┌────────
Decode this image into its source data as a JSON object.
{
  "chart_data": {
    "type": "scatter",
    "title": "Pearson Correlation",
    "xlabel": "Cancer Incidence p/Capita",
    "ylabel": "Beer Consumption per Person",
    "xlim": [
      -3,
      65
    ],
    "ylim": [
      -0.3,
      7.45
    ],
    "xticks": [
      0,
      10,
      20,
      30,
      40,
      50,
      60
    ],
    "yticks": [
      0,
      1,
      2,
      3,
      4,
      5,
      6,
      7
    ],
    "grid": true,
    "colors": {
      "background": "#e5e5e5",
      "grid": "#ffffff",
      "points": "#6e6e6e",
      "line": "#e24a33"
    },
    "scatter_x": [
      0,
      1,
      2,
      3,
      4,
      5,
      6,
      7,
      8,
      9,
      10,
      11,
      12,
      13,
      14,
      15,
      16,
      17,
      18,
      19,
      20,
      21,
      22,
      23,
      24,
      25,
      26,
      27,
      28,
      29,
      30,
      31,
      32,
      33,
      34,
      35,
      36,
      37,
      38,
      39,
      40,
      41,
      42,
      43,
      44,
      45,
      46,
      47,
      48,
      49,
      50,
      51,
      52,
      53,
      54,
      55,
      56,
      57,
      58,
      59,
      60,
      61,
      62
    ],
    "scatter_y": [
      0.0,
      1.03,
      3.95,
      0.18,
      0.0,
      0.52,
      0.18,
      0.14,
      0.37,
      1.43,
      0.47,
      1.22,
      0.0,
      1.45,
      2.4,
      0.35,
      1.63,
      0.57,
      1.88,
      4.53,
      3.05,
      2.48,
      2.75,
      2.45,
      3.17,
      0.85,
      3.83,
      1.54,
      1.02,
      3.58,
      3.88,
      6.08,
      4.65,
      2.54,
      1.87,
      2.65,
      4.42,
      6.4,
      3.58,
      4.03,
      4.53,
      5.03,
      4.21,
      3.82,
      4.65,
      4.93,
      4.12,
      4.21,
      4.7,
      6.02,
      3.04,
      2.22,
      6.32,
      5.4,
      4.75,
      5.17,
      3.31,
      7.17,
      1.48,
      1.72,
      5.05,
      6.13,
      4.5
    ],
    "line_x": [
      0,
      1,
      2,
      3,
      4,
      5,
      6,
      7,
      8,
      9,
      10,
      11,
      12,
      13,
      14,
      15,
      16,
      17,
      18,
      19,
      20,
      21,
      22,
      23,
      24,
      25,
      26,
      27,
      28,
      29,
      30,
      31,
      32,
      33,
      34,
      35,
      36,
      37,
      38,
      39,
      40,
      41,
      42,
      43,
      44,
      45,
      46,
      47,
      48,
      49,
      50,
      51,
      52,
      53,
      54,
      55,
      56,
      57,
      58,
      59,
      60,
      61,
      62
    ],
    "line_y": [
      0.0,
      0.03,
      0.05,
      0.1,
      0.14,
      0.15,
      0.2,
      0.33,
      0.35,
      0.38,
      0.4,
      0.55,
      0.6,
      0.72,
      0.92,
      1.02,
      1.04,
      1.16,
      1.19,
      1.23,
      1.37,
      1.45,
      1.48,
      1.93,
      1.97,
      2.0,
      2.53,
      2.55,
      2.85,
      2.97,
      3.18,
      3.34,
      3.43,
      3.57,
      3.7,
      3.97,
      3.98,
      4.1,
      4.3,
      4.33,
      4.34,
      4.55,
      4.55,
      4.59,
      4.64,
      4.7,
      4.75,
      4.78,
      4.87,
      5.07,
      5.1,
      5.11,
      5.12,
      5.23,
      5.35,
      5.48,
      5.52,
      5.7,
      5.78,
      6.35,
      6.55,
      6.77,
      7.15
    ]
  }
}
└────────
### GIVEN PROBLEM
Faithfully transcribe the whole of the data.

### SOLVED PROBLEM
Decode this image into its source data as a JSON object.
{
  "chart_data": {
    "type": "scatter",
    "title": "Pearson Correlation",
    "xlabel": "Cancer Incidence p/Capita",
    "ylabel": "Beer Consumption per Person",
    "xlim": [
      -3,
      65
    ],
    "ylim": [
      -0.3,
      7.45
    ],
    "xticks": [
      0,
      10,
      20,
      30,
      40,
      50,
      60
    ],
    "yticks": [
      0,
      1,
      2,
      3,
      4,
      5,
      6,
      7
    ],
    "grid": true,
    "colors": {
      "background": "#e5e5e5",
      "grid": "#ffffff",
      "points": "#6e6e6e",
      "line": "#e24a33"
    },
    "scatter_x": [
      0,
      1,
      2,
      3,
      4,
      5,
      6,
      7,
      8,
      9,
      10,
      11,
      12,
      13,
      14,
      15,
      16,
      17,
      18,
      19,
      20,
      21,
      22,
      23,
      24,
      25,
      26,
      27,
      28,
      29,
      30,
      31,
      32,
      33,
      34,
      35,
      36,
      37,
      38,
      39,
      40,
      41,
      42,
      43,
      44,
      45,
      46,
      47,
      48,
      49,
      50,
      51,
      52,
      53,
      54,
      55,
      56,
      57,
      58,
      59,
      60,
      61,
      62
    ],
    "scatter_y": [
      0.0,
      1.03,
      3.95,
      0.18,
      0.0,
      0.52,
      0.18,
      0.14,
      0.37,
      1.43,
      0.47,
      1.22,
      0.0,
      1.45,
      2.4,
      0.35,
      1.63,
      0.57,
      1.88,
      4.53,
      3.05,
      2.48,
      2.75,
      2.45,
      3.17,
      0.85,
      3.83,
      1.54,
      1.02,
      3.58,
      3.88,
      6.08,
      4.65,
      2.54,
      1.87,
      2.65,
      4.42,
      6.4,
      3.58,
      4.03,
      4.53,
      5.03,
      4.21,
      3.82,
      4.65,
      4.93,
      4.12,
      4.21,
      4.7,
      6.02,
      3.04,
      2.22,
      6.32,
      5.4,
      4.75,
      5.17,
      3.31,
      7.17,
      1.48,
      1.72,
      5.05,
      6.13,
      4.5
    ],
    "line_x": [
      0,
      1,
      2,
      3,
      4,
      5,
      6,
      7,
      8,
      9,
      10,
      11,
      12,
      13,
      14,
      15,
      16,
      17,
      18,
      19,
      20,
      21,
      22,
      23,
      24,
      25,
      26,
      27,
      28,
      29,
      30,
      31,
      32,
      33,
      34,
      35,
      36,
      37,
      38,
      39,
      40,
      41,
      42,
      43,
      44,
      45,
      46,
      47,
      48,
      49,
      50,
      51,
      52,
      53,
      54,
      55,
      56,
      57,
      58,
      59,
      60,
      61,
      62
    ],
    "line_y": [
      0.0,
      0.03,
      0.05,
      0.1,
      0.14,
      0.15,
      0.2,
      0.33,
      0.35,
      0.38,
      0.4,
      0.55,
      0.6,
      0.72,
      0.92,
      1.02,
      1.04,
      1.16,
      1.19,
      1.23,
      1.37,
      1.45,
      1.48,
      1.93,
      1.97,
      2.0,
      2.53,
      2.55,
      2.85,
      2.97,
      3.18,
      3.34,
      3.43,
      3.57,
      3.7,
      3.97,
      3.98,
      4.1,
      4.3,
      4.33,
      4.34,
      4.55,
      4.55,
      4.59,
      4.64,
      4.7,
      4.75,
      4.78,
      4.87,
      5.07,
      5.1,
      5.11,
      5.12,
      5.23,
      5.35,
      5.48,
      5.52,
      5.7,
      5.78,
      6.35,
      6.55,
      6.77,
      7.15
    ]
  }
}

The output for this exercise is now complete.